§ Questions
1 – Please say whether each statement below agrees with the post on HIV/AIDS and harm reduction, answering yes or no and quoting the words from the post that decide it. (a) The Fresh Air interview was with Elizabeth Pisani, author of The Wisdom of Whores. (b) The BBC Today debate concerned abstinence programs. (c) The post says that stopping HIV in India means caring for commercial sex workers.
2 – In the post on HIV/AIDS and harm reduction, what point did the man criticizing methadone on the BBC make that the writer considered good?

§ Document passage
========================================

Always wise to flip back through recent shows on Fresh Air!
I have been taken by the challenge the solving the HIV/AIDS epidemic and enjoyed the interview with the author of The Wisdom of Whores, Elizabeth Pisani. The book floats the idea that we might try "making fun things (sex, drugs) safe, instead of trying to make safe things (abstinence, monogamy) fun". The book Excerpt on the Fresh Air page has some great insight into the UN system.
Also related was a BBC Today debate about methadone (Harm Reduction) and whether it really got addicts off drugs. In grad school, I was very much interested in the concept of harm reduction, also praised in the interview with Pisani. What I thought was amazing is the need for societies to care for those people that are often most looked down upon, not only as an act of charity, but as an act of pragmatism and self-preservation. If Russians, want to stop HIV, it means rethinking the modern "gulag" and helping their drug addicts, who spread HIV; in India, it means caring for the commercial sex workers. I guess with methadone, it isn't a black and white decision, but it is so hard to tell as an outsider. I think, on a basic level, I believe it is better to get issues out in the open so they can be solved, rather than pretending that human can select absolutes (like the Bush administration's use of abstinence programs in trying to stop HIV). On the other hand, the gent criticizing methadone on the BBC had some good points about making sure methadone isn't used as a crutch.
By the way, have also discovered the BBC not uses tags and URL links, rather than just putting up entire shows! My, it is all getting easier!

========================================

§ Information shown
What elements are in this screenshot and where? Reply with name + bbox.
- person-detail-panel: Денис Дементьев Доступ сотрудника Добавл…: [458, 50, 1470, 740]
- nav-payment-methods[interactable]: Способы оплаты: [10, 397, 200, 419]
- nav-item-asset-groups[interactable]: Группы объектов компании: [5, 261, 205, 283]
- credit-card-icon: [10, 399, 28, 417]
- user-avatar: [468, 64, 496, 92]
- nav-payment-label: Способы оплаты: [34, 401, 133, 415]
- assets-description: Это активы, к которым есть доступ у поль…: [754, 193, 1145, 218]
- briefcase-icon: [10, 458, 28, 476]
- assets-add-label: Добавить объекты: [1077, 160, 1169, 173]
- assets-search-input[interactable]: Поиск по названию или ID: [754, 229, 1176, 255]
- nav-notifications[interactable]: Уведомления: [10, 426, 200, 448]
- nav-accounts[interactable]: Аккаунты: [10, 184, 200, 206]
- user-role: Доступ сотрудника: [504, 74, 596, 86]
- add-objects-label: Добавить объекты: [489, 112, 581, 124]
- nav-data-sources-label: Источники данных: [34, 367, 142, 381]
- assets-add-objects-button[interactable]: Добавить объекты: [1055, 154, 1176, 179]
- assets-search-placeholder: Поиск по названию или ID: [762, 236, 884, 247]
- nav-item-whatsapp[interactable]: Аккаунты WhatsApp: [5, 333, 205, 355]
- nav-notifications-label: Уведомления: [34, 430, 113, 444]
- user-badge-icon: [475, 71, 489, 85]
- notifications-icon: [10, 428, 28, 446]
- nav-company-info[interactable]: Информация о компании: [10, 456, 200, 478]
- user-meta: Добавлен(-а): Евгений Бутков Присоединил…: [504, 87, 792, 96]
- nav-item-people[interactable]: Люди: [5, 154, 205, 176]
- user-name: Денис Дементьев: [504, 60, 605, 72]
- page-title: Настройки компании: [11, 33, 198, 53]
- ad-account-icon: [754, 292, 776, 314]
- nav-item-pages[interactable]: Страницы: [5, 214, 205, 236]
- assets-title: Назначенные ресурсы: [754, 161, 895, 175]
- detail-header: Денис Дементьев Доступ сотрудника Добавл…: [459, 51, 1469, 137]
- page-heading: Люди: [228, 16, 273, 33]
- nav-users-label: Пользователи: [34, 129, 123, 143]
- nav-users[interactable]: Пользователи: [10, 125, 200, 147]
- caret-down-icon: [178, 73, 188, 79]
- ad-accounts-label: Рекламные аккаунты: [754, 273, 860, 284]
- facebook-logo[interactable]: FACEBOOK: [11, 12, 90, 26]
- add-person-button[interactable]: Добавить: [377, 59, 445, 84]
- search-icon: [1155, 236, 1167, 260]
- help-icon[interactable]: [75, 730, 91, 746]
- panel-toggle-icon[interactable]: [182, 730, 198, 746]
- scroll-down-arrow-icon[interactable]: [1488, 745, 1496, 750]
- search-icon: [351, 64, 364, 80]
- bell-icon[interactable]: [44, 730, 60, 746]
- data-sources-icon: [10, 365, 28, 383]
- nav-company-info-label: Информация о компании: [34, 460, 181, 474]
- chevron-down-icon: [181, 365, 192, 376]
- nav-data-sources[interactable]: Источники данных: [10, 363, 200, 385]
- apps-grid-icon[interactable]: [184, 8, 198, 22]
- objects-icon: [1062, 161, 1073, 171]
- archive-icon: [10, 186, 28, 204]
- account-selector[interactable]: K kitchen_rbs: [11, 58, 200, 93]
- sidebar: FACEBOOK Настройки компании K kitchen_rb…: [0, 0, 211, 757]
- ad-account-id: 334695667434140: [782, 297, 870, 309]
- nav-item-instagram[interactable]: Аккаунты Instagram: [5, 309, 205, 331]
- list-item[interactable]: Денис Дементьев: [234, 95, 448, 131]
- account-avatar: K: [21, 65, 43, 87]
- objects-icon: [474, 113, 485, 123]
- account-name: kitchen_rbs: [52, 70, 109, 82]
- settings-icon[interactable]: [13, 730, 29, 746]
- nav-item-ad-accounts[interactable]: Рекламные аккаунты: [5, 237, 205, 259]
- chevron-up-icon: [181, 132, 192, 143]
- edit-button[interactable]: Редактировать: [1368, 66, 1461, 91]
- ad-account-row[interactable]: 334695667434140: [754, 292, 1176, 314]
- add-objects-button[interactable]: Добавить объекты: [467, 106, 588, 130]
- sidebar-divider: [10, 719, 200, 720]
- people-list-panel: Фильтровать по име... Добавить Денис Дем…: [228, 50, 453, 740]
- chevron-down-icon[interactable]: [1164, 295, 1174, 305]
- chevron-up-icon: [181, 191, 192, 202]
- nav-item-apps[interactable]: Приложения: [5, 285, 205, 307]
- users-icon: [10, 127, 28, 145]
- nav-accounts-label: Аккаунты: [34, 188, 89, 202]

========================================

§ Answers to each task
1 –
(a) Yes: "enjoyed the interview with the author of The Wisdom of Whores, Elizabeth Pisani"
(b) No: "a BBC Today debate about methadone (Harm Reduction)"
(c) Yes: "in India, it means caring for the commercial sex workers"

2 – He made good points about making sure methadone isn't used as a crutch.